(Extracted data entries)
—————
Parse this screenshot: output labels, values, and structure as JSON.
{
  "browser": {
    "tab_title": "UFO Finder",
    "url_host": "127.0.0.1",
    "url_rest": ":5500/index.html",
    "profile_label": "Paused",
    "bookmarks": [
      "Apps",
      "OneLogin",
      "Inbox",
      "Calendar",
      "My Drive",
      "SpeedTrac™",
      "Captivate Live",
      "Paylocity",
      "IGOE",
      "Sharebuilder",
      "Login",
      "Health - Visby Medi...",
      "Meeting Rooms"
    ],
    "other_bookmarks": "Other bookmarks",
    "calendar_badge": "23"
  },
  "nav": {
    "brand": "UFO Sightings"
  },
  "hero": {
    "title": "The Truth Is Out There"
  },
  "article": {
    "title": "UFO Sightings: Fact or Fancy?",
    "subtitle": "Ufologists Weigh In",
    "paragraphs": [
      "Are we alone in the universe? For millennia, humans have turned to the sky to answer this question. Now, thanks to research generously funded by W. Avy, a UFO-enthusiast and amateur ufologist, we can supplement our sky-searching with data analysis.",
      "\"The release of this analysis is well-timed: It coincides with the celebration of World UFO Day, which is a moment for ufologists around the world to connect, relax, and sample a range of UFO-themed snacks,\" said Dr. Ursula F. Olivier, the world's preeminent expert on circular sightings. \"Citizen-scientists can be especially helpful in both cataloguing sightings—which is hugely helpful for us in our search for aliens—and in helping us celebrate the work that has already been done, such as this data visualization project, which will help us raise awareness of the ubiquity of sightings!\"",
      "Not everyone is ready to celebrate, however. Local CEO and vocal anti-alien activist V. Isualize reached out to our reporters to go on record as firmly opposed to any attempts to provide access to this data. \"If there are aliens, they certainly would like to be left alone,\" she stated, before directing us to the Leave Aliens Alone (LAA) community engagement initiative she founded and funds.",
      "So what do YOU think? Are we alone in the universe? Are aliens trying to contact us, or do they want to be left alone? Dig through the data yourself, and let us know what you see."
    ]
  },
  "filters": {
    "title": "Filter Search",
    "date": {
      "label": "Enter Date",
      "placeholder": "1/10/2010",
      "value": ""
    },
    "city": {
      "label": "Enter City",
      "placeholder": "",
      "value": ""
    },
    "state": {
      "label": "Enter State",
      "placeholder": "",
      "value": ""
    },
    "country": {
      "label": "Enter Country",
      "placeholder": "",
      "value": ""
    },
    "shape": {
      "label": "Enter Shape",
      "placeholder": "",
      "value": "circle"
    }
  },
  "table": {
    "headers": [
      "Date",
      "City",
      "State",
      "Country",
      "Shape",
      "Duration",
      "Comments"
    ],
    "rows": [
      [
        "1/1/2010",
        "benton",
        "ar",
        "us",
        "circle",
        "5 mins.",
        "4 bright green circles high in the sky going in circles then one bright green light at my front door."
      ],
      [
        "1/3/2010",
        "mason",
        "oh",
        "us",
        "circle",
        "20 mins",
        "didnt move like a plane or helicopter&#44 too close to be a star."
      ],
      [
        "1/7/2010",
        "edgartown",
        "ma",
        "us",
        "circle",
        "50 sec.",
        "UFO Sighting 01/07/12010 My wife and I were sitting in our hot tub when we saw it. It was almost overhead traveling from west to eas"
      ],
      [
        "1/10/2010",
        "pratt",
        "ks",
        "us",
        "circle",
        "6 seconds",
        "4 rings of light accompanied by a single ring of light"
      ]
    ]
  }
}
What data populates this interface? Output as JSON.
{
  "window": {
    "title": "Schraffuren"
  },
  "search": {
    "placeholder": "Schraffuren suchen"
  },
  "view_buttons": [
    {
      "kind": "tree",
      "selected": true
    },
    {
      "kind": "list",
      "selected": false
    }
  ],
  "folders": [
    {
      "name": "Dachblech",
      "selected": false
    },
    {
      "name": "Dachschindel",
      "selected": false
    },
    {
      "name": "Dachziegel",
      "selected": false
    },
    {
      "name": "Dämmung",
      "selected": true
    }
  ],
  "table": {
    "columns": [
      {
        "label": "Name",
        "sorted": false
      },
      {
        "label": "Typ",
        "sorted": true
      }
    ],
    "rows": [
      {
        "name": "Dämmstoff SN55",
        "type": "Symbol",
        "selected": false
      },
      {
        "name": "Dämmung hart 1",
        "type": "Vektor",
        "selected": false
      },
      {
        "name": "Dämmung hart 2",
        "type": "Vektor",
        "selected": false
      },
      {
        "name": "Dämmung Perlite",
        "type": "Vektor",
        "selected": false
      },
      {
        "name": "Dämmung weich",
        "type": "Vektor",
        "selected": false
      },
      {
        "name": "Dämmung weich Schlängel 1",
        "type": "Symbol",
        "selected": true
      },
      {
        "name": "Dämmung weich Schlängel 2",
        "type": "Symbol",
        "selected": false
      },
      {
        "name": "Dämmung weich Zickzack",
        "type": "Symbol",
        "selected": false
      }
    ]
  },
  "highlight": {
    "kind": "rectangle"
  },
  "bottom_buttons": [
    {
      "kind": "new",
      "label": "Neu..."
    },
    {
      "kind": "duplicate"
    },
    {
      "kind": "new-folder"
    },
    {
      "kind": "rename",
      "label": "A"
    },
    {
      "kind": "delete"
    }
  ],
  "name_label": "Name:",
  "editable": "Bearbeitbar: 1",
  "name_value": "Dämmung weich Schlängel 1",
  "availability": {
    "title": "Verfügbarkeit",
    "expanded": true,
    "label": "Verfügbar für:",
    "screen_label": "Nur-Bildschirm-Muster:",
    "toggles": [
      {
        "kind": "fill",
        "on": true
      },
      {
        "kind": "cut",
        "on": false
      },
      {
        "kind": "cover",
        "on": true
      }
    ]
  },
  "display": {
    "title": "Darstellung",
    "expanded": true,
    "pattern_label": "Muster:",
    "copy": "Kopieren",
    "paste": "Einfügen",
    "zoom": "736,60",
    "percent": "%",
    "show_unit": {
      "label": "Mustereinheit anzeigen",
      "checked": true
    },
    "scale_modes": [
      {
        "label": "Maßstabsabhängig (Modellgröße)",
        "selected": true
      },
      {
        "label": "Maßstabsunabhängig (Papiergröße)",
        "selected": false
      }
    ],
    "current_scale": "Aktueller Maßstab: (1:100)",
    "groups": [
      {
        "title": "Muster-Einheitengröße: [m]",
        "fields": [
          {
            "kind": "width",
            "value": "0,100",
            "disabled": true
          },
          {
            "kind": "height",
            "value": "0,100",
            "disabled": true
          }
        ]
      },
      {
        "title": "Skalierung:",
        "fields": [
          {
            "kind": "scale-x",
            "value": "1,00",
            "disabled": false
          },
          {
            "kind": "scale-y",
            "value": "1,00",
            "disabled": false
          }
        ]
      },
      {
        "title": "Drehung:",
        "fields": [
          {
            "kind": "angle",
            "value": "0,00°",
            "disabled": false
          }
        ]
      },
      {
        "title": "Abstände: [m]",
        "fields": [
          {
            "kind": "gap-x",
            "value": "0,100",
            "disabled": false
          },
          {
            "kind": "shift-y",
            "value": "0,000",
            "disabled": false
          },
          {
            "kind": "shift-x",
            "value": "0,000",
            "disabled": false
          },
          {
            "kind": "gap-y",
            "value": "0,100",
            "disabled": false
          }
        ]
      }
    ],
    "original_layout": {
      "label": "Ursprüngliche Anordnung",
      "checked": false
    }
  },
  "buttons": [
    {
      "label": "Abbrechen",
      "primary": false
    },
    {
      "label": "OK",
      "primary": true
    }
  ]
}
—————
WORK INSTRUCTIONS: Repeat the data precisely, line by line.

TASK ANSWER:
Parse this screenshot: output labels, values, and structure as JSON.
{
  "browser": {
    "tab_title": "UFO Finder",
    "url_host": "127.0.0.1",
    "url_rest": ":5500/index.html",
    "profile_label": "Paused",
    "bookmarks": [
      "Apps",
      "OneLogin",
      "Inbox",
      "Calendar",
      "My Drive",
      "SpeedTrac™",
      "Captivate Live",
      "Paylocity",
      "IGOE",
      "Sharebuilder",
      "Login",
      "Health - Visby Medi...",
      "Meeting Rooms"
    ],
    "other_bookmarks": "Other bookmarks",
    "calendar_badge": "23"
  },
  "nav": {
    "brand": "UFO Sightings"
  },
  "hero": {
    "title": "The Truth Is Out There"
  },
  "article": {
    "title": "UFO Sightings: Fact or Fancy?",
    "subtitle": "Ufologists Weigh In",
    "paragraphs": [
      "Are we alone in the universe? For millennia, humans have turned to the sky to answer this question. Now, thanks to research generously funded by W. Avy, a UFO-enthusiast and amateur ufologist, we can supplement our sky-searching with data analysis.",
      "\"The release of this analysis is well-timed: It coincides with the celebration of World UFO Day, which is a moment for ufologists around the world to connect, relax, and sample a range of UFO-themed snacks,\" said Dr. Ursula F. Olivier, the world's preeminent expert on circular sightings. \"Citizen-scientists can be especially helpful in both cataloguing sightings—which is hugely helpful for us in our search for aliens—and in helping us celebrate the work that has already been done, such as this data visualization project, which will help us raise awareness of the ubiquity of sightings!\"",
      "Not everyone is ready to celebrate, however. Local CEO and vocal anti-alien activist V. Isualize reached out to our reporters to go on record as firmly opposed to any attempts to provide access to this data. \"If there are aliens, they certainly would like to be left alone,\" she stated, before directing us to the Leave Aliens Alone (LAA) community engagement initiative she founded and funds.",
      "So what do YOU think? Are we alone in the universe? Are aliens trying to contact us, or do they want to be left alone? Dig through the data yourself, and let us know what you see."
    ]
  },
  "filters": {
    "title": "Filter Search",
    "date": {
      "label": "Enter Date",
      "placeholder": "1/10/2010",
      "value": ""
    },
    "city": {
      "label": "Enter City",
      "placeholder": "",
      "value": ""
    },
    "state": {
      "label": "Enter State",
      "placeholder": "",
      "value": ""
    },
    "country": {
      "label": "Enter Country",
      "placeholder": "",
      "value": ""
    },
    "shape": {
      "label": "Enter Shape",
      "placeholder": "",
      "value": "circle"
    }
  },
  "table": {
    "headers": [
      "Date",
      "City",
      "State",
      "Country",
      "Shape",
      "Duration",
      "Comments"
    ],
    "rows": [
      [
        "1/1/2010",
        "benton",
        "ar",
        "us",
        "circle",
        "5 mins.",
        "4 bright green circles high in the sky going in circles then one bright green light at my front door."
      ],
      [
        "1/3/2010",
        "mason",
        "oh",
        "us",
        "circle",
        "20 mins",
        "didnt move like a plane or helicopter&#44 too close to be a star."
      ],
      [
        "1/7/2010",
        "edgartown",
        "ma",
        "us",
        "circle",
        "50 sec.",
        "UFO Sighting 01/07/12010 My wife and I were sitting in our hot tub when we saw it. It was almost overhead traveling from west to eas"
      ],
      [
        "1/10/2010",
        "pratt",
        "ks",
        "us",
        "circle",
        "6 seconds",
        "4 rings of light accompanied by a single ring of light"
      ]
    ]
  }
}
What data populates this interface? Output as JSON.
{
  "window": {
    "title": "Schraffuren"
  },
  "search": {
    "placeholder": "Schraffuren suchen"
  },
  "view_buttons": [
    {
      "kind": "tree",
      "selected": true
    },
    {
      "kind": "list",
      "selected": false
    }
  ],
  "folders": [
    {
      "name": "Dachblech",
      "selected": false
    },
    {
      "name": "Dachschindel",
      "selected": false
    },
    {
      "name": "Dachziegel",
      "selected": false
    },
    {
      "name": "Dämmung",
      "selected": true
    }
  ],
  "table": {
    "columns": [
      {
        "label": "Name",
        "sorted": false
      },
      {
        "label": "Typ",
        "sorted": true
      }
    ],
    "rows": [
      {
        "name": "Dämmstoff SN55",
        "type": "Symbol",
        "selected": false
      },
      {
        "name": "Dämmung hart 1",
        "type": "Vektor",
        "selected": false
      },
      {
        "name": "Dämmung hart 2",
        "type": "Vektor",
        "selected": false
      },
      {
        "name": "Dämmung Perlite",
        "type": "Vektor",
        "selected": false
      },
      {
        "name": "Dämmung weich",
        "type": "Vektor",
        "selected": false
      },
      {
        "name": "Dämmung weich Schlängel 1",
        "type": "Symbol",
        "selected": true
      },
      {
        "name": "Dämmung weich Schlängel 2",
        "type": "Symbol",
        "selected": false
      },
      {
        "name": "Dämmung weich Zickzack",
        "type": "Symbol",
        "selected": false
      }
    ]
  },
  "highlight": {
    "kind": "rectangle"
  },
  "bottom_buttons": [
    {
      "kind": "new",
      "label": "Neu..."
    },
    {
      "kind": "duplicate"
    },
    {
      "kind": "new-folder"
    },
    {
      "kind": "rename",
      "label": "A"
    },
    {
      "kind": "delete"
    }
  ],
  "name_label": "Name:",
  "editable": "Bearbeitbar: 1",
  "name_value": "Dämmung weich Schlängel 1",
  "availability": {
    "title": "Verfügbarkeit",
    "expanded": true,
    "label": "Verfügbar für:",
    "screen_label": "Nur-Bildschirm-Muster:",
    "toggles": [
      {
        "kind": "fill",
        "on": true
      },
      {
        "kind": "cut",
        "on": false
      },
      {
        "kind": "cover",
        "on": true
      }
    ]
  },
  "display": {
    "title": "Darstellung",
    "expanded": true,
    "pattern_label": "Muster:",
    "copy": "Kopieren",
    "paste": "Einfügen",
    "zoom": "736,60",
    "percent": "%",
    "show_unit": {
      "label": "Mustereinheit anzeigen",
      "checked": true
    },
    "scale_modes": [
      {
        "label": "Maßstabsabhängig (Modellgröße)",
        "selected": true
      },
      {
        "label": "Maßstabsunabhängig (Papiergröße)",
        "selected": false
      }
    ],
    "current_scale": "Aktueller Maßstab: (1:100)",
    "groups": [
      {
        "title": "Muster-Einheitengröße: [m]",
        "fields": [
          {
            "kind": "width",
            "value": "0,100",
            "disabled": true
          },
          {
            "kind": "height",
            "value": "0,100",
            "disabled": true
          }
        ]
      },
      {
        "title": "Skalierung:",
        "fields": [
          {
            "kind": "scale-x",
            "value": "1,00",
            "disabled": false
          },
          {
            "kind": "scale-y",
            "value": "1,00",
            "disabled": false
          }
        ]
      },
      {
        "title": "Drehung:",
        "fields": [
          {
            "kind": "angle",
            "value": "0,00°",
            "disabled": false
          }
        ]
      },
      {
        "title": "Abstände: [m]",
        "fields": [
          {
            "kind": "gap-x",
            "value": "0,100",
            "disabled": false
          },
          {
            "kind": "shift-y",
            "value": "0,000",
            "disabled": false
          },
          {
            "kind": "shift-x",
            "value": "0,000",
            "disabled": false
          },
          {
            "kind": "gap-y",
            "value": "0,100",
            "disabled": false
          }
        ]
      }
    ],
    "original_layout": {
      "label": "Ursprüngliche Anordnung",
      "checked": false
    }
  },
  "buttons": [
    {
      "label": "Abbrechen",
      "primary": false
    },
    {
      "label": "OK",
      "primary": true
    }
  ]
}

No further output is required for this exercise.